*Written request*
Write out all of the data exactly as it appears.

*Dataset content*
------------------------------

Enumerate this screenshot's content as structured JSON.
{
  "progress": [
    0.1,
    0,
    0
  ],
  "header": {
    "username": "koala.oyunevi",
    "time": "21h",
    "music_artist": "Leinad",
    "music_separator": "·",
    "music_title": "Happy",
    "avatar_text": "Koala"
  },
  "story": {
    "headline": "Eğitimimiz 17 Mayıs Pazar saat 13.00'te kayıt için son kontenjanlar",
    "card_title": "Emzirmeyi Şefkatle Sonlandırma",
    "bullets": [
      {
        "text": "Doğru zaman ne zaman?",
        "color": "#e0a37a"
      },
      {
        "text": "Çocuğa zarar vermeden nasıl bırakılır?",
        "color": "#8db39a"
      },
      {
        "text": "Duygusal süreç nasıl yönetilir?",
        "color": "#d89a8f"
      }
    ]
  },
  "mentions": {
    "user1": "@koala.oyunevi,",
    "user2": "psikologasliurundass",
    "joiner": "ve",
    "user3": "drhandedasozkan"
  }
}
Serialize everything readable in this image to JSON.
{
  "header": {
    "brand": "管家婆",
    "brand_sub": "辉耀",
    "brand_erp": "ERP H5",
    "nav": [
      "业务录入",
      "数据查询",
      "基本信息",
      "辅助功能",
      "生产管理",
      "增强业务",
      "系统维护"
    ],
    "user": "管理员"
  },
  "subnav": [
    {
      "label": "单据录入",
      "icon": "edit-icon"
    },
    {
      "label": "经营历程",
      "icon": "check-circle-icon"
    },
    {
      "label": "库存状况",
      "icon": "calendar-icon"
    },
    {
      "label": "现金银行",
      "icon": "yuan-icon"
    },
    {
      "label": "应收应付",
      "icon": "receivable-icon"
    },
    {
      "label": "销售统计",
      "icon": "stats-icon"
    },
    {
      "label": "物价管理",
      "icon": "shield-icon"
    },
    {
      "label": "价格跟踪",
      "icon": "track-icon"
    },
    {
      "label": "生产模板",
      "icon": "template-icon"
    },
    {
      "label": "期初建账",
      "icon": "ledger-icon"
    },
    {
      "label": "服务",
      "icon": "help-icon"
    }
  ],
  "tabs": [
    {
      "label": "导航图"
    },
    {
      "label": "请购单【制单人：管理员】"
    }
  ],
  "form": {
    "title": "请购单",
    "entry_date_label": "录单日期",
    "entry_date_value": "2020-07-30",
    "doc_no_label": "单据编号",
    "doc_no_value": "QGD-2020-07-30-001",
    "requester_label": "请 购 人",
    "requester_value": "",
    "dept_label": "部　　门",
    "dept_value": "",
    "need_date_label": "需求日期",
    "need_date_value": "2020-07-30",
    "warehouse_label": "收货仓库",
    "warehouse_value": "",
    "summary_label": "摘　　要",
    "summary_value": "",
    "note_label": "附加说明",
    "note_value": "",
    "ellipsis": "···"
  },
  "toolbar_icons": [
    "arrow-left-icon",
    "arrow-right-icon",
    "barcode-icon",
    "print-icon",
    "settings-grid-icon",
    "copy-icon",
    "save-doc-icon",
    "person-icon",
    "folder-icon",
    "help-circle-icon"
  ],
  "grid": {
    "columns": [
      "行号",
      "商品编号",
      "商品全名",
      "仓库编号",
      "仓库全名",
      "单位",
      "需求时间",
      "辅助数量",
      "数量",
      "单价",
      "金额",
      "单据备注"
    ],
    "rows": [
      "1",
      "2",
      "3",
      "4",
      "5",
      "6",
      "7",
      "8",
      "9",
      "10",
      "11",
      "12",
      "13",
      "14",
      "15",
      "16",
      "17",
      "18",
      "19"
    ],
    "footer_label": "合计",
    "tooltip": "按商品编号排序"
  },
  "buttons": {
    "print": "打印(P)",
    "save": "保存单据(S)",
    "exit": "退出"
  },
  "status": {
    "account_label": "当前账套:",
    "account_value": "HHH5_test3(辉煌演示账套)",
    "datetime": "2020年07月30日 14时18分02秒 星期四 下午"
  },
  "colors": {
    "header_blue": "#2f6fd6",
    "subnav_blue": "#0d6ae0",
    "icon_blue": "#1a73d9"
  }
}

------------------------------

*Response for this exercise*
Enumerate this screenshot's content as structured JSON.
{
  "progress": [
    0.1,
    0,
    0
  ],
  "header": {
    "username": "koala.oyunevi",
    "time": "21h",
    "music_artist": "Leinad",
    "music_separator": "·",
    "music_title": "Happy",
    "avatar_text": "Koala"
  },
  "story": {
    "headline": "Eğitimimiz 17 Mayıs Pazar saat 13.00'te kayıt için son kontenjanlar",
    "card_title": "Emzirmeyi Şefkatle Sonlandırma",
    "bullets": [
      {
        "text": "Doğru zaman ne zaman?",
        "color": "#e0a37a"
      },
      {
        "text": "Çocuğa zarar vermeden nasıl bırakılır?",
        "color": "#8db39a"
      },
      {
        "text": "Duygusal süreç nasıl yönetilir?",
        "color": "#d89a8f"
      }
    ]
  },
  "mentions": {
    "user1": "@koala.oyunevi,",
    "user2": "psikologasliurundass",
    "joiner": "ve",
    "user3": "drhandedasozkan"
  }
}
Serialize everything readable in this image to JSON.
{
  "header": {
    "brand": "管家婆",
    "brand_sub": "辉耀",
    "brand_erp": "ERP H5",
    "nav": [
      "业务录入",
      "数据查询",
      "基本信息",
      "辅助功能",
      "生产管理",
      "增强业务",
      "系统维护"
    ],
    "user": "管理员"
  },
  "subnav": [
    {
      "label": "单据录入",
      "icon": "edit-icon"
    },
    {
      "label": "经营历程",
      "icon": "check-circle-icon"
    },
    {
      "label": "库存状况",
      "icon": "calendar-icon"
    },
    {
      "label": "现金银行",
      "icon": "yuan-icon"
    },
    {
      "label": "应收应付",
      "icon": "receivable-icon"
    },
    {
      "label": "销售统计",
      "icon": "stats-icon"
    },
    {
      "label": "物价管理",
      "icon": "shield-icon"
    },
    {
      "label": "价格跟踪",
      "icon": "track-icon"
    },
    {
      "label": "生产模板",
      "icon": "template-icon"
    },
    {
      "label": "期初建账",
      "icon": "ledger-icon"
    },
    {
      "label": "服务",
      "icon": "help-icon"
    }
  ],
  "tabs": [
    {
      "label": "导航图"
    },
    {
      "label": "请购单【制单人：管理员】"
    }
  ],
  "form": {
    "title": "请购单",
    "entry_date_label": "录单日期",
    "entry_date_value": "2020-07-30",
    "doc_no_label": "单据编号",
    "doc_no_value": "QGD-2020-07-30-001",
    "requester_label": "请 购 人",
    "requester_value": "",
    "dept_label": "部　　门",
    "dept_value": "",
    "need_date_label": "需求日期",
    "need_date_value": "2020-07-30",
    "warehouse_label": "收货仓库",
    "warehouse_value": "",
    "summary_label": "摘　　要",
    "summary_value": "",
    "note_label": "附加说明",
    "note_value": "",
    "ellipsis": "···"
  },
  "toolbar_icons": [
    "arrow-left-icon",
    "arrow-right-icon",
    "barcode-icon",
    "print-icon",
    "settings-grid-icon",
    "copy-icon",
    "save-doc-icon",
    "person-icon",
    "folder-icon",
    "help-circle-icon"
  ],
  "grid": {
    "columns": [
      "行号",
      "商品编号",
      "商品全名",
      "仓库编号",
      "仓库全名",
      "单位",
      "需求时间",
      "辅助数量",
      "数量",
      "单价",
      "金额",
      "单据备注"
    ],
    "rows": [
      "1",
      "2",
      "3",
      "4",
      "5",
      "6",
      "7",
      "8",
      "9",
      "10",
      "11",
      "12",
      "13",
      "14",
      "15",
      "16",
      "17",
      "18",
      "19"
    ],
    "footer_label": "合计",
    "tooltip": "按商品编号排序"
  },
  "buttons": {
    "print": "打印(P)",
    "save": "保存单据(S)",
    "exit": "退出"
  },
  "status": {
    "account_label": "当前账套:",
    "account_value": "HHH5_test3(辉煌演示账套)",
    "datetime": "2020年07月30日 14时18分02秒 星期四 下午"
  },
  "colors": {
    "header_blue": "#2f6fd6",
    "subnav_blue": "#0d6ae0",
    "icon_blue": "#1a73d9"
  }
}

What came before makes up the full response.